SHORT EXERCISE
Gather up every line from the entries below that uses the word "кассиров".

# # # # #

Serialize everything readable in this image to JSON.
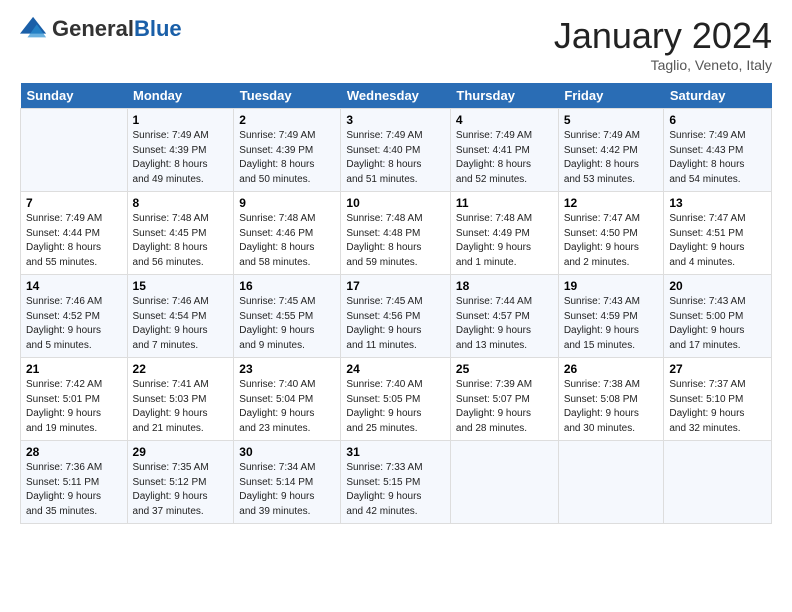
{
  "header": {
    "logo_general": "General",
    "logo_blue": "Blue",
    "month_title": "January 2024",
    "subtitle": "Taglio, Veneto, Italy"
  },
  "weekdays": [
    "Sunday",
    "Monday",
    "Tuesday",
    "Wednesday",
    "Thursday",
    "Friday",
    "Saturday"
  ],
  "weeks": [
    [
      {
        "day": "",
        "info": ""
      },
      {
        "day": "1",
        "info": "Sunrise: 7:49 AM\nSunset: 4:39 PM\nDaylight: 8 hours\nand 49 minutes."
      },
      {
        "day": "2",
        "info": "Sunrise: 7:49 AM\nSunset: 4:39 PM\nDaylight: 8 hours\nand 50 minutes."
      },
      {
        "day": "3",
        "info": "Sunrise: 7:49 AM\nSunset: 4:40 PM\nDaylight: 8 hours\nand 51 minutes."
      },
      {
        "day": "4",
        "info": "Sunrise: 7:49 AM\nSunset: 4:41 PM\nDaylight: 8 hours\nand 52 minutes."
      },
      {
        "day": "5",
        "info": "Sunrise: 7:49 AM\nSunset: 4:42 PM\nDaylight: 8 hours\nand 53 minutes."
      },
      {
        "day": "6",
        "info": "Sunrise: 7:49 AM\nSunset: 4:43 PM\nDaylight: 8 hours\nand 54 minutes."
      }
    ],
    [
      {
        "day": "7",
        "info": "Sunrise: 7:49 AM\nSunset: 4:44 PM\nDaylight: 8 hours\nand 55 minutes."
      },
      {
        "day": "8",
        "info": "Sunrise: 7:48 AM\nSunset: 4:45 PM\nDaylight: 8 hours\nand 56 minutes."
      },
      {
        "day": "9",
        "info": "Sunrise: 7:48 AM\nSunset: 4:46 PM\nDaylight: 8 hours\nand 58 minutes."
      },
      {
        "day": "10",
        "info": "Sunrise: 7:48 AM\nSunset: 4:48 PM\nDaylight: 8 hours\nand 59 minutes."
      },
      {
        "day": "11",
        "info": "Sunrise: 7:48 AM\nSunset: 4:49 PM\nDaylight: 9 hours\nand 1 minute."
      },
      {
        "day": "12",
        "info": "Sunrise: 7:47 AM\nSunset: 4:50 PM\nDaylight: 9 hours\nand 2 minutes."
      },
      {
        "day": "13",
        "info": "Sunrise: 7:47 AM\nSunset: 4:51 PM\nDaylight: 9 hours\nand 4 minutes."
      }
    ],
    [
      {
        "day": "14",
        "info": "Sunrise: 7:46 AM\nSunset: 4:52 PM\nDaylight: 9 hours\nand 5 minutes."
      },
      {
        "day": "15",
        "info": "Sunrise: 7:46 AM\nSunset: 4:54 PM\nDaylight: 9 hours\nand 7 minutes."
      },
      {
        "day": "16",
        "info": "Sunrise: 7:45 AM\nSunset: 4:55 PM\nDaylight: 9 hours\nand 9 minutes."
      },
      {
        "day": "17",
        "info": "Sunrise: 7:45 AM\nSunset: 4:56 PM\nDaylight: 9 hours\nand 11 minutes."
      },
      {
        "day": "18",
        "info": "Sunrise: 7:44 AM\nSunset: 4:57 PM\nDaylight: 9 hours\nand 13 minutes."
      },
      {
        "day": "19",
        "info": "Sunrise: 7:43 AM\nSunset: 4:59 PM\nDaylight: 9 hours\nand 15 minutes."
      },
      {
        "day": "20",
        "info": "Sunrise: 7:43 AM\nSunset: 5:00 PM\nDaylight: 9 hours\nand 17 minutes."
      }
    ],
    [
      {
        "day": "21",
        "info": "Sunrise: 7:42 AM\nSunset: 5:01 PM\nDaylight: 9 hours\nand 19 minutes."
      },
      {
        "day": "22",
        "info": "Sunrise: 7:41 AM\nSunset: 5:03 PM\nDaylight: 9 hours\nand 21 minutes."
      },
      {
        "day": "23",
        "info": "Sunrise: 7:40 AM\nSunset: 5:04 PM\nDaylight: 9 hours\nand 23 minutes."
      },
      {
        "day": "24",
        "info": "Sunrise: 7:40 AM\nSunset: 5:05 PM\nDaylight: 9 hours\nand 25 minutes."
      },
      {
        "day": "25",
        "info": "Sunrise: 7:39 AM\nSunset: 5:07 PM\nDaylight: 9 hours\nand 28 minutes."
      },
      {
        "day": "26",
        "info": "Sunrise: 7:38 AM\nSunset: 5:08 PM\nDaylight: 9 hours\nand 30 minutes."
      },
      {
        "day": "27",
        "info": "Sunrise: 7:37 AM\nSunset: 5:10 PM\nDaylight: 9 hours\nand 32 minutes."
      }
    ],
    [
      {
        "day": "28",
        "info": "Sunrise: 7:36 AM\nSunset: 5:11 PM\nDaylight: 9 hours\nand 35 minutes."
      },
      {
        "day": "29",
        "info": "Sunrise: 7:35 AM\nSunset: 5:12 PM\nDaylight: 9 hours\nand 37 minutes."
      },
      {
        "day": "30",
        "info": "Sunrise: 7:34 AM\nSunset: 5:14 PM\nDaylight: 9 hours\nand 39 minutes."
      },
      {
        "day": "31",
        "info": "Sunrise: 7:33 AM\nSunset: 5:15 PM\nDaylight: 9 hours\nand 42 minutes."
      },
      {
        "day": "",
        "info": ""
      },
      {
        "day": "",
        "info": ""
      },
      {
        "day": "",
        "info": ""
      }
    ]
  ]
}
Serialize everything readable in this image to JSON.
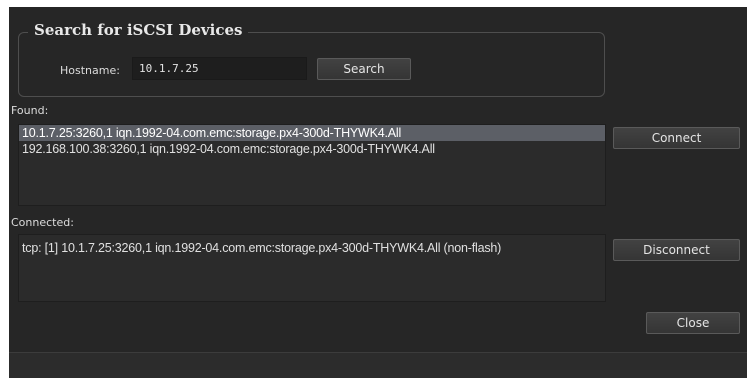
{
  "search_group": {
    "title": "Search for iSCSI Devices",
    "hostname_label": "Hostname:",
    "hostname_value": "10.1.7.25",
    "search_button": "Search"
  },
  "found": {
    "label": "Found:",
    "items": [
      "10.1.7.25:3260,1 iqn.1992-04.com.emc:storage.px4-300d-THYWK4.All",
      "192.168.100.38:3260,1 iqn.1992-04.com.emc:storage.px4-300d-THYWK4.All"
    ],
    "selected_index": 0,
    "connect_button": "Connect"
  },
  "connected": {
    "label": "Connected:",
    "items": [
      "tcp: [1] 10.1.7.25:3260,1 iqn.1992-04.com.emc:storage.px4-300d-THYWK4.All (non-flash)"
    ],
    "disconnect_button": "Disconnect"
  },
  "close_button": "Close",
  "colors": {
    "background": "#262626",
    "selection": "#5c5f66",
    "button": "#3c3c3c"
  }
}
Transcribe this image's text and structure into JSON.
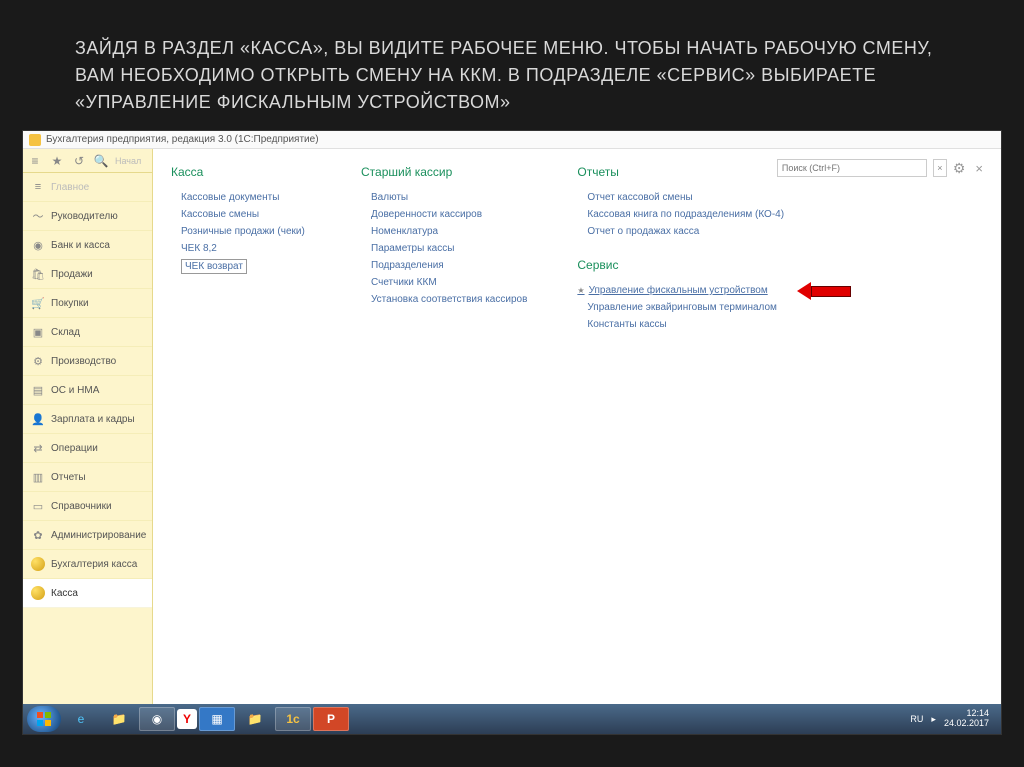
{
  "slide": {
    "title": "ЗАЙДЯ В РАЗДЕЛ «КАССА», ВЫ ВИДИТЕ РАБОЧЕЕ МЕНЮ. ЧТОБЫ НАЧАТЬ РАБОЧУЮ СМЕНУ, ВАМ НЕОБХОДИМО ОТКРЫТЬ СМЕНУ НА ККМ. В ПОДРАЗДЕЛЕ «СЕРВИС» ВЫБИРАЕТЕ «УПРАВЛЕНИЕ ФИСКАЛЬНЫМ УСТРОЙСТВОМ»"
  },
  "window": {
    "title": "Бухгалтерия предприятия, редакция 3.0  (1С:Предприятие)"
  },
  "search": {
    "placeholder": "Поиск (Ctrl+F)"
  },
  "sidebar": {
    "start": "Начал",
    "items": [
      {
        "label": "Главное"
      },
      {
        "label": "Руководителю"
      },
      {
        "label": "Банк и касса"
      },
      {
        "label": "Продажи"
      },
      {
        "label": "Покупки"
      },
      {
        "label": "Склад"
      },
      {
        "label": "Производство"
      },
      {
        "label": "ОС и НМА"
      },
      {
        "label": "Зарплата и кадры"
      },
      {
        "label": "Операции"
      },
      {
        "label": "Отчеты"
      },
      {
        "label": "Справочники"
      },
      {
        "label": "Администрирование"
      },
      {
        "label": "Бухгалтерия касса"
      },
      {
        "label": "Касса"
      }
    ]
  },
  "columns": {
    "kassa": {
      "title": "Касса",
      "items": [
        "Кассовые документы",
        "Кассовые смены",
        "Розничные продажи (чеки)",
        "ЧЕК 8,2",
        "ЧЕК возврат"
      ]
    },
    "senior": {
      "title": "Старший кассир",
      "items": [
        "Валюты",
        "Доверенности кассиров",
        "Номенклатура",
        "Параметры кассы",
        "Подразделения",
        "Счетчики ККМ",
        "Установка соответствия кассиров"
      ]
    },
    "reports": {
      "title": "Отчеты",
      "items": [
        "Отчет кассовой смены",
        "Кассовая книга по подразделениям (КО-4)",
        "Отчет о продажах касса"
      ]
    },
    "service": {
      "title": "Сервис",
      "items": [
        "Управление фискальным устройством",
        "Управление эквайринговым терминалом",
        "Константы кассы"
      ]
    }
  },
  "taskbar": {
    "lang": "RU",
    "time": "12:14",
    "date": "24.02.2017"
  }
}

# # # # #

ANSWER TO THIS PROBLEM
        "Доверенности кассиров",
        "Установка соответствия кассиров"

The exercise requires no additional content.